■ **Figure contents as structured data**:
_____
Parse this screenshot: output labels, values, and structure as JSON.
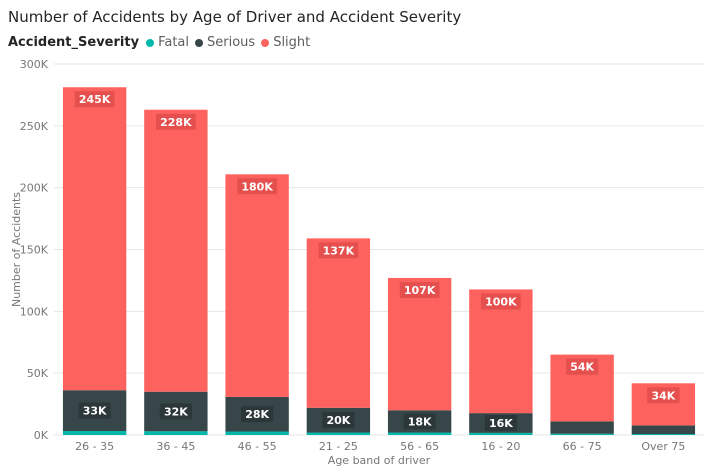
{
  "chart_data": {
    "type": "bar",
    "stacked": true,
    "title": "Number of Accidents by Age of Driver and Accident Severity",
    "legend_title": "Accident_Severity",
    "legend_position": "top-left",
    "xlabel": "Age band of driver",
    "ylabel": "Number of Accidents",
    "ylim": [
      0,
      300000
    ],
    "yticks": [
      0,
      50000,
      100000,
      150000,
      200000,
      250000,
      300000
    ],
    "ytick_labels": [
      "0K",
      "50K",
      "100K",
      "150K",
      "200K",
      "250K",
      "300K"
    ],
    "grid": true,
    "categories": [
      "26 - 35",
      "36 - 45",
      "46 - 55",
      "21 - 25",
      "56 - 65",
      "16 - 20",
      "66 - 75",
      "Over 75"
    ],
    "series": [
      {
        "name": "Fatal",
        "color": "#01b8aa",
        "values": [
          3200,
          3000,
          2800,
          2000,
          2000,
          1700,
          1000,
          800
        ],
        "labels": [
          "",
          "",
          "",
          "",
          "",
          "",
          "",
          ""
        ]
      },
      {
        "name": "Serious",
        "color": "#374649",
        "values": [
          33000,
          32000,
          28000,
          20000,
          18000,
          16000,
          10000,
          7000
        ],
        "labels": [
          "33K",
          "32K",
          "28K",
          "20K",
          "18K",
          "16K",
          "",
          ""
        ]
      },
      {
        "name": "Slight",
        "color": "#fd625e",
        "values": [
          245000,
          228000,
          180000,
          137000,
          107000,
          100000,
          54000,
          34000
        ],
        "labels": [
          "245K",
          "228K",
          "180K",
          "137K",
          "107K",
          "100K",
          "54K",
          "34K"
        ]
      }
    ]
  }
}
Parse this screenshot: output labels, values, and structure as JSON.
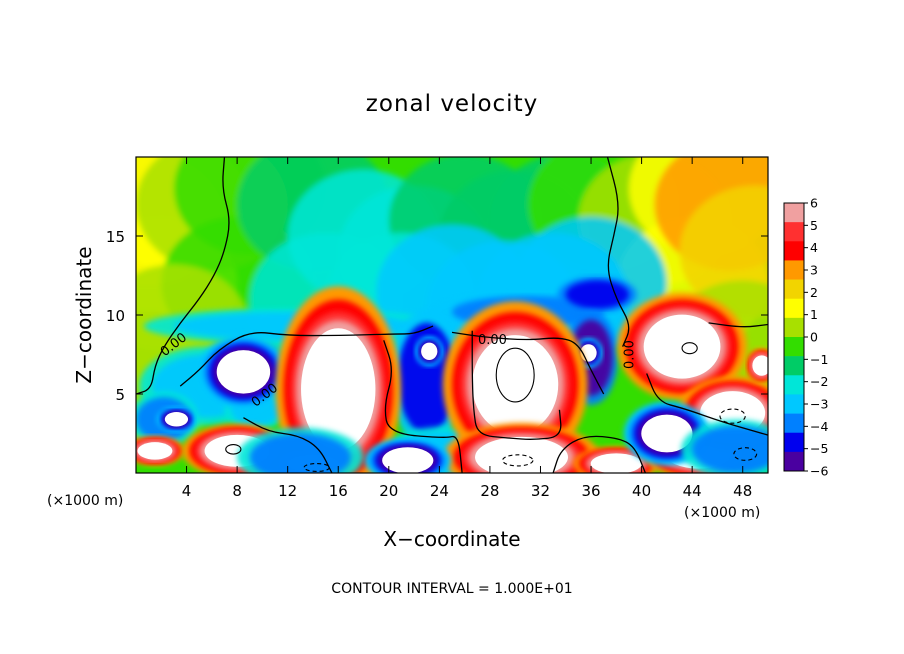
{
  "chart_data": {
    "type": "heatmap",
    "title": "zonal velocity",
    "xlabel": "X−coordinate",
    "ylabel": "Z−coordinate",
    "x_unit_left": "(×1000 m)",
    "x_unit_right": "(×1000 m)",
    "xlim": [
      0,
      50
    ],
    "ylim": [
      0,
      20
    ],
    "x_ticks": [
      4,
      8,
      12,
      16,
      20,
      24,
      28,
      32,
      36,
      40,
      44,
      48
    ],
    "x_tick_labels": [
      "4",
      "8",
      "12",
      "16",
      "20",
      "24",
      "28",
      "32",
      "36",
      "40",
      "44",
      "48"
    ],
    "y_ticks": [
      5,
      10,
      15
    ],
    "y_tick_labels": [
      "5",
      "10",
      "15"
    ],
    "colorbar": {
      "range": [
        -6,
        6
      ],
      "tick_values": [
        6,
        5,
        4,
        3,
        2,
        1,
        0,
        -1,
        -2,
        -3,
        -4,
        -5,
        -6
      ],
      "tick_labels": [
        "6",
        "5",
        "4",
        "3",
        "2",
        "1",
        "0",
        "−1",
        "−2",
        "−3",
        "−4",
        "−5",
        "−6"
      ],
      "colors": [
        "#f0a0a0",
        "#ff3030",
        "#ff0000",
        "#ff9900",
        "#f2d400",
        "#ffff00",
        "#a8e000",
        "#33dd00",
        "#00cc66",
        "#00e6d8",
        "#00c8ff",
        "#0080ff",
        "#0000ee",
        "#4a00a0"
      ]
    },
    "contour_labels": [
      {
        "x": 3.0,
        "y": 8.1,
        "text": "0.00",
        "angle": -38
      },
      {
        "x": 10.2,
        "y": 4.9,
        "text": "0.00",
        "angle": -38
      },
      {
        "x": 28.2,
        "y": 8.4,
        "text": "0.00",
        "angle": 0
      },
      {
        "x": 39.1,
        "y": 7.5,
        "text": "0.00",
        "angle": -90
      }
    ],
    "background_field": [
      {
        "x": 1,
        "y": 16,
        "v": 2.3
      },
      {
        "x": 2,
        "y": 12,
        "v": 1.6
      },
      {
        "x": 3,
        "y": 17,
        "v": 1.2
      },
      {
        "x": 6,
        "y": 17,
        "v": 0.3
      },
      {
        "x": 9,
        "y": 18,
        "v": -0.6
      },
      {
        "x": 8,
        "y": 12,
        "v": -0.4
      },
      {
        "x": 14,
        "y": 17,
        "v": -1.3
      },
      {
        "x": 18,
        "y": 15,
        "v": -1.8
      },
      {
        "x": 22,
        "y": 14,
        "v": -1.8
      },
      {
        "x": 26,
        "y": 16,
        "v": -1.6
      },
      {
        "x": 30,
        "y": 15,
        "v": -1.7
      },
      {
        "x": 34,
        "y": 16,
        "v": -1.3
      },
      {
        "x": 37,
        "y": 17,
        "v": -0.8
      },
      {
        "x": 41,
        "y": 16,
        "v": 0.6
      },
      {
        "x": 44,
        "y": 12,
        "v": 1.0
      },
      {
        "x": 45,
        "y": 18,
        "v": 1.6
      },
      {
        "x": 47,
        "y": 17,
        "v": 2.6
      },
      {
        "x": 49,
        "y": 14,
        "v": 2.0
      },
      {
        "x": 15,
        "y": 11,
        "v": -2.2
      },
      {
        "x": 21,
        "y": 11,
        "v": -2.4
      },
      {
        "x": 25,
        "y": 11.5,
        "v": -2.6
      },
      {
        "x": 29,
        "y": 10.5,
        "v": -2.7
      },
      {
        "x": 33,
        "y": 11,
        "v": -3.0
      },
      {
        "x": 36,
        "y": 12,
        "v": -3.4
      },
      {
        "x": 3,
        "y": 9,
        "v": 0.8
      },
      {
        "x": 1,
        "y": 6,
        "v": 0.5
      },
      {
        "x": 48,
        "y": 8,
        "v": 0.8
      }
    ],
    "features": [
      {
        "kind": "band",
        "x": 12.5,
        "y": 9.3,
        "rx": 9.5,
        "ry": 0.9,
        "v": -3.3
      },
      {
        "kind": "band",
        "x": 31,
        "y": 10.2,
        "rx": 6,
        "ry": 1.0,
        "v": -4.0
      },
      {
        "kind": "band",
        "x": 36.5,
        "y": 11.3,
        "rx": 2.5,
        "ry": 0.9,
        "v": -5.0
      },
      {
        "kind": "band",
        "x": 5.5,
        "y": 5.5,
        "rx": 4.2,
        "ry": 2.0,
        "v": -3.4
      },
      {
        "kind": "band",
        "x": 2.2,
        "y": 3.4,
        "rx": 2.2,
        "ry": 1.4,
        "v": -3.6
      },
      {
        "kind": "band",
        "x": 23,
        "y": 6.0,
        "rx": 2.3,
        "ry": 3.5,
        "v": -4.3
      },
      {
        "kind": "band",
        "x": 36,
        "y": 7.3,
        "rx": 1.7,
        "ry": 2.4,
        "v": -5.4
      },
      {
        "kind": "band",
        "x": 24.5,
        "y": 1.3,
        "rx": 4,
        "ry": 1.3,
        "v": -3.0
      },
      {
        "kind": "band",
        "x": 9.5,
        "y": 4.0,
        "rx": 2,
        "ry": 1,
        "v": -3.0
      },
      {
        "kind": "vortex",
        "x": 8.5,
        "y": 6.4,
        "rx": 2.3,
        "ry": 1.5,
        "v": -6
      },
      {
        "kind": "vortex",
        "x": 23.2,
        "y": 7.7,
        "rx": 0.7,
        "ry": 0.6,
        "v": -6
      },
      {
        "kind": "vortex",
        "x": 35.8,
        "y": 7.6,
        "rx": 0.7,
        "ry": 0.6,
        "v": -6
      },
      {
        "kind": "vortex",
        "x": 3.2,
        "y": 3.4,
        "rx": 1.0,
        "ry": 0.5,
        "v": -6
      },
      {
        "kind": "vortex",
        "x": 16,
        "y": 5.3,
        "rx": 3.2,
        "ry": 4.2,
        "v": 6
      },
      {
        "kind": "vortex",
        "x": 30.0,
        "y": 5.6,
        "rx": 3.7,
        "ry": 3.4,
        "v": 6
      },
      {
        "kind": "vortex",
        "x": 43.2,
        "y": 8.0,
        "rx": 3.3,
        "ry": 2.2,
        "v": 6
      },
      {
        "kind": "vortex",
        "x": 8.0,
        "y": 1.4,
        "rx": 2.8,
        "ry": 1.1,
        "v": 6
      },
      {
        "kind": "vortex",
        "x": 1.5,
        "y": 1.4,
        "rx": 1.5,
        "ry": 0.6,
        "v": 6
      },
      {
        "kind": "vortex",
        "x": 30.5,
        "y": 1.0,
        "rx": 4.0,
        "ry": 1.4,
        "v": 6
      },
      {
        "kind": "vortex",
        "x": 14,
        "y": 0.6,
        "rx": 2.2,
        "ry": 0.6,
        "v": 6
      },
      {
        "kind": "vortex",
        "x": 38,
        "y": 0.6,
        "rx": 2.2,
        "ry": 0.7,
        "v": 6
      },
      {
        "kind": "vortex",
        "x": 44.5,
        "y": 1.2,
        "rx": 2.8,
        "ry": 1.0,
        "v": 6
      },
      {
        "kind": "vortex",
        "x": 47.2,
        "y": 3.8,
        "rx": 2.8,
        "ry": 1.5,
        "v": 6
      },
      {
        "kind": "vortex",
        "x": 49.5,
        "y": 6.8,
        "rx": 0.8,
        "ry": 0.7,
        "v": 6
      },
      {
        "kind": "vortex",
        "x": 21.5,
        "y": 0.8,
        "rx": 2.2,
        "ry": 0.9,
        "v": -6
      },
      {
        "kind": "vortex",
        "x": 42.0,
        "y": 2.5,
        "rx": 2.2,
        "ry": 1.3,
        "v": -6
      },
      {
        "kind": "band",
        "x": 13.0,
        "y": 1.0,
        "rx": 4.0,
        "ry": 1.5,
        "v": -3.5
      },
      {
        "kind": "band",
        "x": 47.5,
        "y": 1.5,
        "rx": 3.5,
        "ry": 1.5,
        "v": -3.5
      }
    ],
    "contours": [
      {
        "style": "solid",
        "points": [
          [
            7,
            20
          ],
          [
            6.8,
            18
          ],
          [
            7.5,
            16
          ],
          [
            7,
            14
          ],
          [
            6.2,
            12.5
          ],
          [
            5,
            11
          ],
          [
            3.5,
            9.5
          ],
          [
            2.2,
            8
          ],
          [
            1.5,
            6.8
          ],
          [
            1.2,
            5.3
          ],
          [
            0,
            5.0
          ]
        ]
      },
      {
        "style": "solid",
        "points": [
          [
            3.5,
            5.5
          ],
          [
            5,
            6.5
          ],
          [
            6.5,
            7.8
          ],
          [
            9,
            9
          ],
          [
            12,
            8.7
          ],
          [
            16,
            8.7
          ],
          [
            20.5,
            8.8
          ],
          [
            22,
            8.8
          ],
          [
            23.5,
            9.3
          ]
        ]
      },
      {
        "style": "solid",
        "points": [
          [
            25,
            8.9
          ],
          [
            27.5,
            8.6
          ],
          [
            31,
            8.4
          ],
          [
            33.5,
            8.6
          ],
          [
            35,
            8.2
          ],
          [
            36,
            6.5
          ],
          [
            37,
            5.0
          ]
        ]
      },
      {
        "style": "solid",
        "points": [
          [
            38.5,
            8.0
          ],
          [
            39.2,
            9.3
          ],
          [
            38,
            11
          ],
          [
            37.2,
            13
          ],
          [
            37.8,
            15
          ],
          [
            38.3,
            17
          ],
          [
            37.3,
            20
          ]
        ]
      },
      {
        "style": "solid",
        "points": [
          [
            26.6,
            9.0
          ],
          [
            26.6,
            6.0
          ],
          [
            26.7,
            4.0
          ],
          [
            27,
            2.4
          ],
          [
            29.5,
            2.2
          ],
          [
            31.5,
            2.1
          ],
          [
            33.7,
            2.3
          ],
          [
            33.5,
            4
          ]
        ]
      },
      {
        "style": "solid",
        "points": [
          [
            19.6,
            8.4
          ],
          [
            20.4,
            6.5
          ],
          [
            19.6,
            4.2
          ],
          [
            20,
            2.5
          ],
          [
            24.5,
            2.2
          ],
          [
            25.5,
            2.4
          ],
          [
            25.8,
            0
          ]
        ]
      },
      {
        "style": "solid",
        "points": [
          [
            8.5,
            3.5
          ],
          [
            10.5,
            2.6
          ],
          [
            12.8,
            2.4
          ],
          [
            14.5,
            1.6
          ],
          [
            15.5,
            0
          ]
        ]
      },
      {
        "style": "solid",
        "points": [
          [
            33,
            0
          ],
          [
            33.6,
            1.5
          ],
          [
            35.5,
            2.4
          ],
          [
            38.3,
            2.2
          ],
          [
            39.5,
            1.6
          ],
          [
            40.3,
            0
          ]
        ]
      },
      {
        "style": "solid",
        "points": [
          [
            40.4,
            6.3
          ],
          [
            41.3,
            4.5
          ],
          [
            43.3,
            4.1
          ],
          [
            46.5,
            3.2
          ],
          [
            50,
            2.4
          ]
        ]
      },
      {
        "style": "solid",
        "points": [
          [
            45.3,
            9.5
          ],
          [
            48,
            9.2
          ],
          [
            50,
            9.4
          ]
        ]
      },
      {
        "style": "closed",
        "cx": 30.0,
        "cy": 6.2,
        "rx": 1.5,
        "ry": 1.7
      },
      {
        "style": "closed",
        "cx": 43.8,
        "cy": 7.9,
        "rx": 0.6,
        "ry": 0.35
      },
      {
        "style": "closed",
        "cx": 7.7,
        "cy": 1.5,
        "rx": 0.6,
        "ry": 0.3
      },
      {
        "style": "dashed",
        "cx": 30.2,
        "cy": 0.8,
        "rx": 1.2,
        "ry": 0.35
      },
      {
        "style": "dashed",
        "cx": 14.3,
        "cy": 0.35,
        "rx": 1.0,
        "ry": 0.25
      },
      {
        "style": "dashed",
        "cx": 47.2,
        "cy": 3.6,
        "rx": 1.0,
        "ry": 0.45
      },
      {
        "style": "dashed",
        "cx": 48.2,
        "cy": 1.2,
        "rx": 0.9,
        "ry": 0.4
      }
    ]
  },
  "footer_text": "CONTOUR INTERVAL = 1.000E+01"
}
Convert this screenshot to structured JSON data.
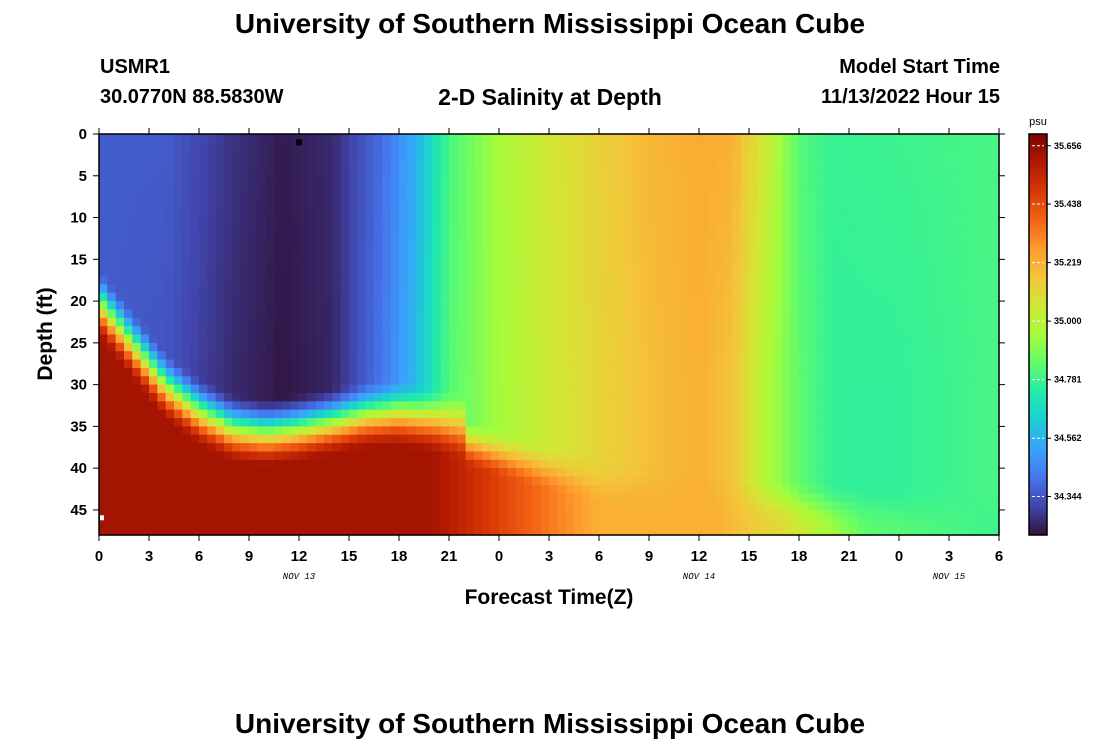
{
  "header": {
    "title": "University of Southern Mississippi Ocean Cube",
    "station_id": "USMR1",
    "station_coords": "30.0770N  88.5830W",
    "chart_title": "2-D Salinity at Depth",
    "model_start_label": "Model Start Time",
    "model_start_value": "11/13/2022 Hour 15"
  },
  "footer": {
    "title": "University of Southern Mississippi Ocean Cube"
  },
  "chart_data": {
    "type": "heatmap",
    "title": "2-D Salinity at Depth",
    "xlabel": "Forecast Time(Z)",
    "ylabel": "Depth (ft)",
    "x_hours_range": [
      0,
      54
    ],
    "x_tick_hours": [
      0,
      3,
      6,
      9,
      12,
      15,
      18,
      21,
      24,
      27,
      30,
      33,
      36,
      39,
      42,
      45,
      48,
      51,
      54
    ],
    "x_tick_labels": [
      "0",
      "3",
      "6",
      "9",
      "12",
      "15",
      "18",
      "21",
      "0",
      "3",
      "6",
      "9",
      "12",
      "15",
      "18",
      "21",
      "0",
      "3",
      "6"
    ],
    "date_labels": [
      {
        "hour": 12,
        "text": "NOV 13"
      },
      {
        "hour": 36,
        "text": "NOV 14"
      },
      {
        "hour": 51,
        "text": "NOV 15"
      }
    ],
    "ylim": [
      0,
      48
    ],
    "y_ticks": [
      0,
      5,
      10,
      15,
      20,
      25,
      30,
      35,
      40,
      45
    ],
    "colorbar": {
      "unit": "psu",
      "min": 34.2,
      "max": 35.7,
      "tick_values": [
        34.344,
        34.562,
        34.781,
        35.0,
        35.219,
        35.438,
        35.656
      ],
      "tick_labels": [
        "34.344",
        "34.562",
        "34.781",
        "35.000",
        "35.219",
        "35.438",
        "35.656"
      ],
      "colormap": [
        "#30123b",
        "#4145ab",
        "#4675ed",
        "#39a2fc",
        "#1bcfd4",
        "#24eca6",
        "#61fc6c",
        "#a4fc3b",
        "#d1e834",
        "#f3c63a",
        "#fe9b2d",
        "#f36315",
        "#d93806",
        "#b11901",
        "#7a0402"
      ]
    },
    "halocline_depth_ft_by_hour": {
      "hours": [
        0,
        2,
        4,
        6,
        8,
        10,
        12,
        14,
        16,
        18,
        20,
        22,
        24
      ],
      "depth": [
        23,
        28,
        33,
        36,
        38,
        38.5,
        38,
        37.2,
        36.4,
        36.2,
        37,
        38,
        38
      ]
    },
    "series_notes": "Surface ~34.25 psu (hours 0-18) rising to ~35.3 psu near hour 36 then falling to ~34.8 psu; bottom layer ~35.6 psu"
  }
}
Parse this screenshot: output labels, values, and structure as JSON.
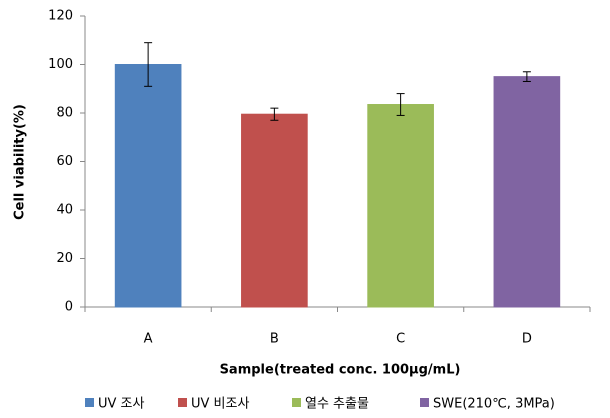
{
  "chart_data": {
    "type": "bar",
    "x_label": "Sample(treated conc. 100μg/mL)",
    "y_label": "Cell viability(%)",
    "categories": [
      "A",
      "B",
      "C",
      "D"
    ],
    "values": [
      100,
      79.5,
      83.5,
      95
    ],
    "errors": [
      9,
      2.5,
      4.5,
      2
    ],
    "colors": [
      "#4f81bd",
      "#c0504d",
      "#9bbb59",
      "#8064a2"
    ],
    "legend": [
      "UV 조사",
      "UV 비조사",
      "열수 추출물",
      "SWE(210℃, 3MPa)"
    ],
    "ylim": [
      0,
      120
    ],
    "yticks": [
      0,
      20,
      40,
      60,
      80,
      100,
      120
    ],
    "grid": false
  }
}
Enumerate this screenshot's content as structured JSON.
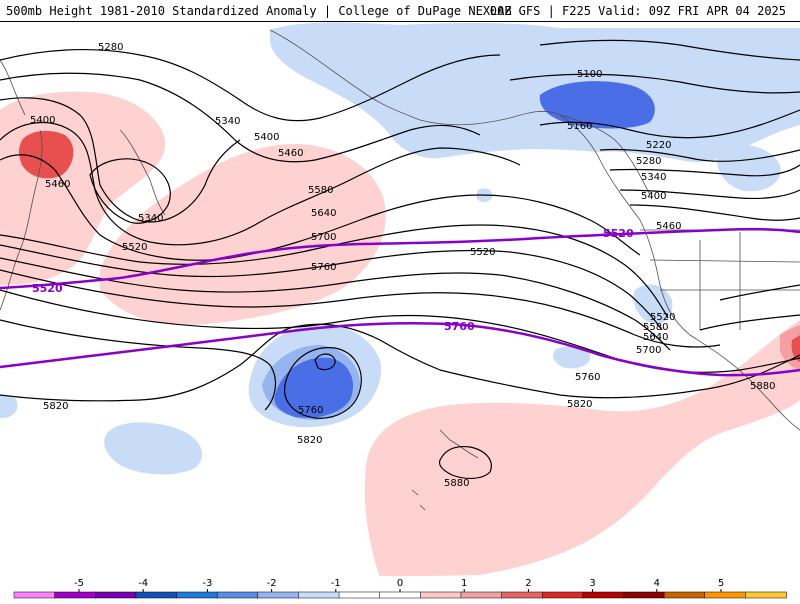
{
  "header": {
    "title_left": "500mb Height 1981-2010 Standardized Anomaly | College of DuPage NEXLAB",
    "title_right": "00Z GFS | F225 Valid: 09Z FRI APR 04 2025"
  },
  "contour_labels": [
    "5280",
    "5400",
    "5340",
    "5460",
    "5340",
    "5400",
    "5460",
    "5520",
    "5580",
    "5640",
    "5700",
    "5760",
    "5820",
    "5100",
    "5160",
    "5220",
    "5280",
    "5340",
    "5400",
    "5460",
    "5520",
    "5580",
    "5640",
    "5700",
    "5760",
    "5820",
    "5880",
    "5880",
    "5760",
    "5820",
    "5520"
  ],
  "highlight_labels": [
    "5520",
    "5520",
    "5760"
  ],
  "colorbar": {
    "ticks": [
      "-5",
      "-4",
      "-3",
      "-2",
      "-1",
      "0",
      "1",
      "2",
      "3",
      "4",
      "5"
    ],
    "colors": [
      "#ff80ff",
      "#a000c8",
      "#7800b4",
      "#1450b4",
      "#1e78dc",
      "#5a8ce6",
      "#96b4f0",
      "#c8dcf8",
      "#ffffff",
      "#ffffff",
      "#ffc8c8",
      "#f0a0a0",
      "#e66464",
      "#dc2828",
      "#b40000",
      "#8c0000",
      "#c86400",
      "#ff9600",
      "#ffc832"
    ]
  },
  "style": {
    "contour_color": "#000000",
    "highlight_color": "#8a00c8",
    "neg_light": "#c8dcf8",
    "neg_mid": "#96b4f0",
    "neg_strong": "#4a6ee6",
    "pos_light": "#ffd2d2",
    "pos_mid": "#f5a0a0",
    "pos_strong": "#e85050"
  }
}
_____
■ **GIVEN EXERCISE**: Report each line of the material above where the word "xlabel" appears.

■ **WORKED ANSWER**:
    "xlabel": "Age band of driver",
    "xlabel": "X−coordinate",
    "xlabel": "Forecast Time(Z)",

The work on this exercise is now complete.